Collection entries
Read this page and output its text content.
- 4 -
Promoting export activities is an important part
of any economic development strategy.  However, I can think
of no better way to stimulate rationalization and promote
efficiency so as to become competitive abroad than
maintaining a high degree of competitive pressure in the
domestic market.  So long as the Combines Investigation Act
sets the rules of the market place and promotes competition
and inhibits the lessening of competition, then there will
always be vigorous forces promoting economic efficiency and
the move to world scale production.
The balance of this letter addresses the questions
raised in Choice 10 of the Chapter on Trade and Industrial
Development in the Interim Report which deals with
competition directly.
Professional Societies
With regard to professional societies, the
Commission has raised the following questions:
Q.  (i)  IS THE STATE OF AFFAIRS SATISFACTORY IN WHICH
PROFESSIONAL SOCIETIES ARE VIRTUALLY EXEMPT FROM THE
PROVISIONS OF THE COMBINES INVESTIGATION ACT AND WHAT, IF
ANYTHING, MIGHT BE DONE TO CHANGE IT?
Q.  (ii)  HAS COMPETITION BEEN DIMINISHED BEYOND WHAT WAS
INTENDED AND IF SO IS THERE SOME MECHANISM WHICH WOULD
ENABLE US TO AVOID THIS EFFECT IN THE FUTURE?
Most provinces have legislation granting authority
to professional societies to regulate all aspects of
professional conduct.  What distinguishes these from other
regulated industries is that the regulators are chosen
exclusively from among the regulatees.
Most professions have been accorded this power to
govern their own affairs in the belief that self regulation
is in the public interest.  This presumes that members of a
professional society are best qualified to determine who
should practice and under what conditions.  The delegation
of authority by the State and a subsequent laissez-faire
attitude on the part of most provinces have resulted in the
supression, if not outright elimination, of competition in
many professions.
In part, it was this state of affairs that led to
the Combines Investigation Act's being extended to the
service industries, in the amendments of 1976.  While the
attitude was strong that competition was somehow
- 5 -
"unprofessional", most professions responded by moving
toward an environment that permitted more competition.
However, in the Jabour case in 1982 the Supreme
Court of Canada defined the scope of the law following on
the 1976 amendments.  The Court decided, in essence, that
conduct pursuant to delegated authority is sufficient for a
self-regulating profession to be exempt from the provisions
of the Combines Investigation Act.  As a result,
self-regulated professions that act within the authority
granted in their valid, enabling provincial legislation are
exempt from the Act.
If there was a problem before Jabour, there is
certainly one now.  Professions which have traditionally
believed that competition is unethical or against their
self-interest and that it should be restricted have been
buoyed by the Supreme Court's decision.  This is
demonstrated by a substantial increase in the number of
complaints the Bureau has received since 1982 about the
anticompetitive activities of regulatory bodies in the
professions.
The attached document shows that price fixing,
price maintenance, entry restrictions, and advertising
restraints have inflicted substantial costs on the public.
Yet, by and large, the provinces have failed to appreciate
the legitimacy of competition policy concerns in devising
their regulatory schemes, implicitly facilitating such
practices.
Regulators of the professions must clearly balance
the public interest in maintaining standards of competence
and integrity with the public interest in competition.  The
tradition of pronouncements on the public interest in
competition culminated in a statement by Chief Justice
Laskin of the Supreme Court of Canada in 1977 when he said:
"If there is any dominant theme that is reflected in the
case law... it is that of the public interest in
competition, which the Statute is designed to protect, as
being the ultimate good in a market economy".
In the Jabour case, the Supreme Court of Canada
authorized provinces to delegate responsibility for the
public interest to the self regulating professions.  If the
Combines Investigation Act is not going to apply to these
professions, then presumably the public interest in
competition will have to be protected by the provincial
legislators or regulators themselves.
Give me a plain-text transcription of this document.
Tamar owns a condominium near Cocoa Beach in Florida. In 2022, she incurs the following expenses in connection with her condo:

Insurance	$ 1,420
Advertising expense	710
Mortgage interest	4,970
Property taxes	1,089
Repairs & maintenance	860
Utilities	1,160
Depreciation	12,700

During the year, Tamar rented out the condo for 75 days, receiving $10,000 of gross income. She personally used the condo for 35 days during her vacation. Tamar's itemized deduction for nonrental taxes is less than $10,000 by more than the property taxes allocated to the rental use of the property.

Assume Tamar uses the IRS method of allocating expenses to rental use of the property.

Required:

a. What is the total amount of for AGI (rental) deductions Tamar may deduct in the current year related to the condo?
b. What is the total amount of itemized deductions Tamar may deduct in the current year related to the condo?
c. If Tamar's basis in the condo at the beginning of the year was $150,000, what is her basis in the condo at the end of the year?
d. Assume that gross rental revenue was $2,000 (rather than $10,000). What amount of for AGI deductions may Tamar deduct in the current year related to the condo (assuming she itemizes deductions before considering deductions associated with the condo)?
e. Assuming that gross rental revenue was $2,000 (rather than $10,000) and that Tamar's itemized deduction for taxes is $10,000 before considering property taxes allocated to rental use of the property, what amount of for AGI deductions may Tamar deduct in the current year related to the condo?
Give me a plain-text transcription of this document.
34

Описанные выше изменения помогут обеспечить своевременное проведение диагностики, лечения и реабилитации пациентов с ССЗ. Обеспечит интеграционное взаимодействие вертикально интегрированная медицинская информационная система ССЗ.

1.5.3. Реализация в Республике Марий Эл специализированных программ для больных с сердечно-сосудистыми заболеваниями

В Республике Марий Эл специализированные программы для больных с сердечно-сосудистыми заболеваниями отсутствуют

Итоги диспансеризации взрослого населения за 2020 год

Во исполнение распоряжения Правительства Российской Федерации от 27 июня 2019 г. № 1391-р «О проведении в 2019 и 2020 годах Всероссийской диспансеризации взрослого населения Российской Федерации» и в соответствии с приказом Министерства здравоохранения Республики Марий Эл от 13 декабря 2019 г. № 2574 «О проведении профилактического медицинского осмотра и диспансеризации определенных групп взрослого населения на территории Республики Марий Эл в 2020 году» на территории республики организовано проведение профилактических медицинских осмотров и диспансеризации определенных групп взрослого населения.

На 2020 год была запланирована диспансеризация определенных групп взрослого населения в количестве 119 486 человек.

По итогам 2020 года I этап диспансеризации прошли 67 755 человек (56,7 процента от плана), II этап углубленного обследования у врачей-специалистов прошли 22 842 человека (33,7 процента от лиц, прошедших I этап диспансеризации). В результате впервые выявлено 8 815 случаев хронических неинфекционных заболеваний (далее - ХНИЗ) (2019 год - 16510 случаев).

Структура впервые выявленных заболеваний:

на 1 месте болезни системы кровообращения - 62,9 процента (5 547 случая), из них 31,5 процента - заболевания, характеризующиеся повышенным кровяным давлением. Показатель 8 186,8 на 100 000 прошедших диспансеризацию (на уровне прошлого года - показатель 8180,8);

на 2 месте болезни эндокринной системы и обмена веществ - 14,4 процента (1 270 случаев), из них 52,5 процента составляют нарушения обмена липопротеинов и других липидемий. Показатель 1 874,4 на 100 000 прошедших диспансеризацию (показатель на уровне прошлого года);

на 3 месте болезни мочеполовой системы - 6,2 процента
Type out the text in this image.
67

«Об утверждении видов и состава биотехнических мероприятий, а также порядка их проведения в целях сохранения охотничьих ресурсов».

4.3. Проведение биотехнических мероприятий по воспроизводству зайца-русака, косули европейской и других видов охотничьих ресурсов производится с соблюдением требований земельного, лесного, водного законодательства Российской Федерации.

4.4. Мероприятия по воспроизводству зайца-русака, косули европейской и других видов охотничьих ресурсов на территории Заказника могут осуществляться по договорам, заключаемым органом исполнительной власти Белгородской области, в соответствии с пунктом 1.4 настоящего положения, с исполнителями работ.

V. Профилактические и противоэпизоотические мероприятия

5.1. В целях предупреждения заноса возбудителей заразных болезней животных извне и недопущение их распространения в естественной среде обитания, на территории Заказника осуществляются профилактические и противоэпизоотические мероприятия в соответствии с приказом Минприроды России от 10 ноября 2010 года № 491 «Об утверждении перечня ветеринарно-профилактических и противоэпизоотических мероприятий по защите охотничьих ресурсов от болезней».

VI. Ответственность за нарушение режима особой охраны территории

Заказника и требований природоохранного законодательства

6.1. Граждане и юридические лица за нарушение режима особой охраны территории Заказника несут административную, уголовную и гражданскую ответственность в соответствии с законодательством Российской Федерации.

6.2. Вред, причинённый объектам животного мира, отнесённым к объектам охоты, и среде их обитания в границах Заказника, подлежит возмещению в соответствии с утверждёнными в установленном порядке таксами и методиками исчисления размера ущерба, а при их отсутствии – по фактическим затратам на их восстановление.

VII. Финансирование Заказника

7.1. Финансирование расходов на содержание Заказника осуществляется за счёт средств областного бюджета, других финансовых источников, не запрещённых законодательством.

What the exercise asks: Scan the lines above for "legislation", then copy every one that has it.

Exercise answer:
Most provinces have legislation granting authority
granted in their valid, enabling provincial legislation are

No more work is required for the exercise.